Written instruction 1:
In the profile of Ryan Callus, on which board does he represent the Opposition?

The PN's new green face? | Ryan Callus

The deeds of past Nationalist governments weigh heavily on his criticism of the present government’s pro-development agenda, but Ryan Callus argues he is not here to defend the past.

30-year-old engineer Ryan Callus represents the Opposition on the Malta Environment and Planning Authority board, and has been recently appointed as its spokesperson for planning issues. Callus, a newly-elected MP, says he feels burdened by a responsibility for future generations.

"Before taking a decision one has to be fully informed about the issues involved.  Many wrong decisions taken are down to a lack of information," Callus says, who insists with me that the environment deserves priority. "I prefer to tilt the scales in favour of the environment instead of tilting them for development. And that's because it's nearly impossible to redress a wrong decision that harms the environment. It's very difficult to restore the environment to its pristine condition after a development has taken place."

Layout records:

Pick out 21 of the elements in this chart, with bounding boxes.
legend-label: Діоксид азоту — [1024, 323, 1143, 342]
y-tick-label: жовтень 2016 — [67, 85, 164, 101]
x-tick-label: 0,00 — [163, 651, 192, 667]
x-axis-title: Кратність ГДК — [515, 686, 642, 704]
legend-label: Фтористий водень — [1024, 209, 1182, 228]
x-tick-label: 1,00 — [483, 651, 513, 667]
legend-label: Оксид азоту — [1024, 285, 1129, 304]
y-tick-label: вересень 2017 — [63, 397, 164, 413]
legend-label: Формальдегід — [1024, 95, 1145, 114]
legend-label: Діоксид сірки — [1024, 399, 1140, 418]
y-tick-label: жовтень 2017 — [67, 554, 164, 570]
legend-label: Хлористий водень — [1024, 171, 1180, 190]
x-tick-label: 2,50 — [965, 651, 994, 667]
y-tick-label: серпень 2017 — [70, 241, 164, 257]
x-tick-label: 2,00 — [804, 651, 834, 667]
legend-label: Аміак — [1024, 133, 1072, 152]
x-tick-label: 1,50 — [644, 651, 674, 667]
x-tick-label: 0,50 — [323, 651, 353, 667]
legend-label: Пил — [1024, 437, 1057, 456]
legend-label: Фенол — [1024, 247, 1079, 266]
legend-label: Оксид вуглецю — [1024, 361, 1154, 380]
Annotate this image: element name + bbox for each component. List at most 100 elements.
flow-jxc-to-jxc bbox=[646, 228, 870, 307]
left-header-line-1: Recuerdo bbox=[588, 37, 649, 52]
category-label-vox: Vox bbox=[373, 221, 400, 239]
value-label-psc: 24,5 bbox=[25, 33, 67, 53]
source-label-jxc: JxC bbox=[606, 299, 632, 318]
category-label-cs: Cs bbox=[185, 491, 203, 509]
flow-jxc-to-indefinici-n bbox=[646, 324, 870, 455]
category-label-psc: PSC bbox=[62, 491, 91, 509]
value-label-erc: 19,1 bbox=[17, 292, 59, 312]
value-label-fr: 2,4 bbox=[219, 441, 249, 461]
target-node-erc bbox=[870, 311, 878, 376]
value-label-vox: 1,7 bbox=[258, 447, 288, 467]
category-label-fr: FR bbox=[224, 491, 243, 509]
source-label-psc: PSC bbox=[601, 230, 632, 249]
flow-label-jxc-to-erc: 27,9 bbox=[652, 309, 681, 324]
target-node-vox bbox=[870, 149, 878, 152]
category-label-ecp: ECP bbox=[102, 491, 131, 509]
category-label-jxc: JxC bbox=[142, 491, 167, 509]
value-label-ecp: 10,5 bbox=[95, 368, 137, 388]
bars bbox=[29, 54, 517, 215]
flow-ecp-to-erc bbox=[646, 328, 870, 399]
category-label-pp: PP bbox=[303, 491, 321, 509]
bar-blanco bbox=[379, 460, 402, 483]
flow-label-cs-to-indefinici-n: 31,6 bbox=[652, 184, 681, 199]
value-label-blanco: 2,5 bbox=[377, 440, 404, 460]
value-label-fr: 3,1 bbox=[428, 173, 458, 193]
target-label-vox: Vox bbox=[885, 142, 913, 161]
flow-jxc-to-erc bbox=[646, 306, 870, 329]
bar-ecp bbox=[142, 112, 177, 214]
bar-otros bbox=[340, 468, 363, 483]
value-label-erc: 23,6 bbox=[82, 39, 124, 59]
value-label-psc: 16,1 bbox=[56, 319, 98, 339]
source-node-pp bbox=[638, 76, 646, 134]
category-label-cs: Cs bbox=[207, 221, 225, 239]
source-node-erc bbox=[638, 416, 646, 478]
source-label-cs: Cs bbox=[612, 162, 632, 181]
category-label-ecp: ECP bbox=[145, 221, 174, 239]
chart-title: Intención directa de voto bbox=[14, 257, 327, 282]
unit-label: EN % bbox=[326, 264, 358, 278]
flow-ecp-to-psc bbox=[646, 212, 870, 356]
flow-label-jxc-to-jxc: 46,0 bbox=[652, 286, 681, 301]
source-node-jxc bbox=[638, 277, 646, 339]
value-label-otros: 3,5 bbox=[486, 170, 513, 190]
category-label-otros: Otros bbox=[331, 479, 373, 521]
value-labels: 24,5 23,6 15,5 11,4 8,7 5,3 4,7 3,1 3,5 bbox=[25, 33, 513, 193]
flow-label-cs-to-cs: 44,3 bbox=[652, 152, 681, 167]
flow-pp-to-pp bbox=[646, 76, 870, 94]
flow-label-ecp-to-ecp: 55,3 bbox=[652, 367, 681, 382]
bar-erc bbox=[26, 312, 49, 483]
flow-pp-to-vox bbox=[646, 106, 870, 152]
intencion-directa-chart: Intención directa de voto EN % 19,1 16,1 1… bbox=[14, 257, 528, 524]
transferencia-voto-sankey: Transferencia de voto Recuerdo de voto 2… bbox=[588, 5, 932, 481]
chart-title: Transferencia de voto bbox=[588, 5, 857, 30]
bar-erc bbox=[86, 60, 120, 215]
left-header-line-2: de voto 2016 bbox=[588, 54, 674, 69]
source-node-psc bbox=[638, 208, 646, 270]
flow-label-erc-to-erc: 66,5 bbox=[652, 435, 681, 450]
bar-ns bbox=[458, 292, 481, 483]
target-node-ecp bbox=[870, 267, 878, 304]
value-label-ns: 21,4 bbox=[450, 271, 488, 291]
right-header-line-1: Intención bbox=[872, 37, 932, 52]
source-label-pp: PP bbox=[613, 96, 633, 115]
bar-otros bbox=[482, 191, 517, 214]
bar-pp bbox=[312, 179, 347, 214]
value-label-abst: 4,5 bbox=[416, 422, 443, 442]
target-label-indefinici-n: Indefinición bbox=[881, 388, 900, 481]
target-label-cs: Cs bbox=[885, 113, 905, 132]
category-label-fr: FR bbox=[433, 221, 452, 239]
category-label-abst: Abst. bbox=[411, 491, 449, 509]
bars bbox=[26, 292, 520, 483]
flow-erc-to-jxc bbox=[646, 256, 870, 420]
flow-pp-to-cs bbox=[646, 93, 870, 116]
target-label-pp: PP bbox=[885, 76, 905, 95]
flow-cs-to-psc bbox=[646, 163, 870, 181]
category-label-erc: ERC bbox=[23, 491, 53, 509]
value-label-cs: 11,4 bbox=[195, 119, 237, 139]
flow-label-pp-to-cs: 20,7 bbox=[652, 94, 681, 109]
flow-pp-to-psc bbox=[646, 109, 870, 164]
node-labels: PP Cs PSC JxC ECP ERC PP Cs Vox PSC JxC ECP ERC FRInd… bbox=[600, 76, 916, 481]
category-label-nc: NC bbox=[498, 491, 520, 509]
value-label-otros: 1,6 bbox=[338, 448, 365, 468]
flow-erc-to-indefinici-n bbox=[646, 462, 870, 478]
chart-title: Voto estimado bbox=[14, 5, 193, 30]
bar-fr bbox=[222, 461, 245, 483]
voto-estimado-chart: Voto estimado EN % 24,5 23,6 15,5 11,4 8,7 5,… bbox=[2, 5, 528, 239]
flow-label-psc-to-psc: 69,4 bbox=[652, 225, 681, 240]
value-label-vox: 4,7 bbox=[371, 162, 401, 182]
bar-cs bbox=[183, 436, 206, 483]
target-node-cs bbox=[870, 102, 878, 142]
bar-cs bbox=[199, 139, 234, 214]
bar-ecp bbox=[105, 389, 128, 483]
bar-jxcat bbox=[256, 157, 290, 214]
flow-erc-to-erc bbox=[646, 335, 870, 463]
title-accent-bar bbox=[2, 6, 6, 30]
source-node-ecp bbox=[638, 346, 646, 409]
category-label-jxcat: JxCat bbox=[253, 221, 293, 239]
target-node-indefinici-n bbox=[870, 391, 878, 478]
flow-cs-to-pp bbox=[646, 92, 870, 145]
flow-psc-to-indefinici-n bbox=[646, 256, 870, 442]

Written instruction 2:
Please rewrite the records from their first line through the line that contains "x-tick-label: 2,50 — [965, 651, 994, 667]", replacing "legend-label" with "legend-entry" and changing nothing else.

Full answer 1:
The Malta Environment and Planning Authority board.

Full answer 2:
Pick out 21 of the elements in this chart, with bounding boxes.
legend-entry: Діоксид азоту — [1024, 323, 1143, 342]
y-tick-label: жовтень 2016 — [67, 85, 164, 101]
x-tick-label: 0,00 — [163, 651, 192, 667]
x-axis-title: Кратність ГДК — [515, 686, 642, 704]
legend-entry: Фтористий водень — [1024, 209, 1182, 228]
x-tick-label: 1,00 — [483, 651, 513, 667]
legend-entry: Оксид азоту — [1024, 285, 1129, 304]
y-tick-label: вересень 2017 — [63, 397, 164, 413]
legend-entry: Формальдегід — [1024, 95, 1145, 114]
legend-entry: Діоксид сірки — [1024, 399, 1140, 418]
y-tick-label: жовтень 2017 — [67, 554, 164, 570]
legend-entry: Хлористий водень — [1024, 171, 1180, 190]
x-tick-label: 2,50 — [965, 651, 994, 667]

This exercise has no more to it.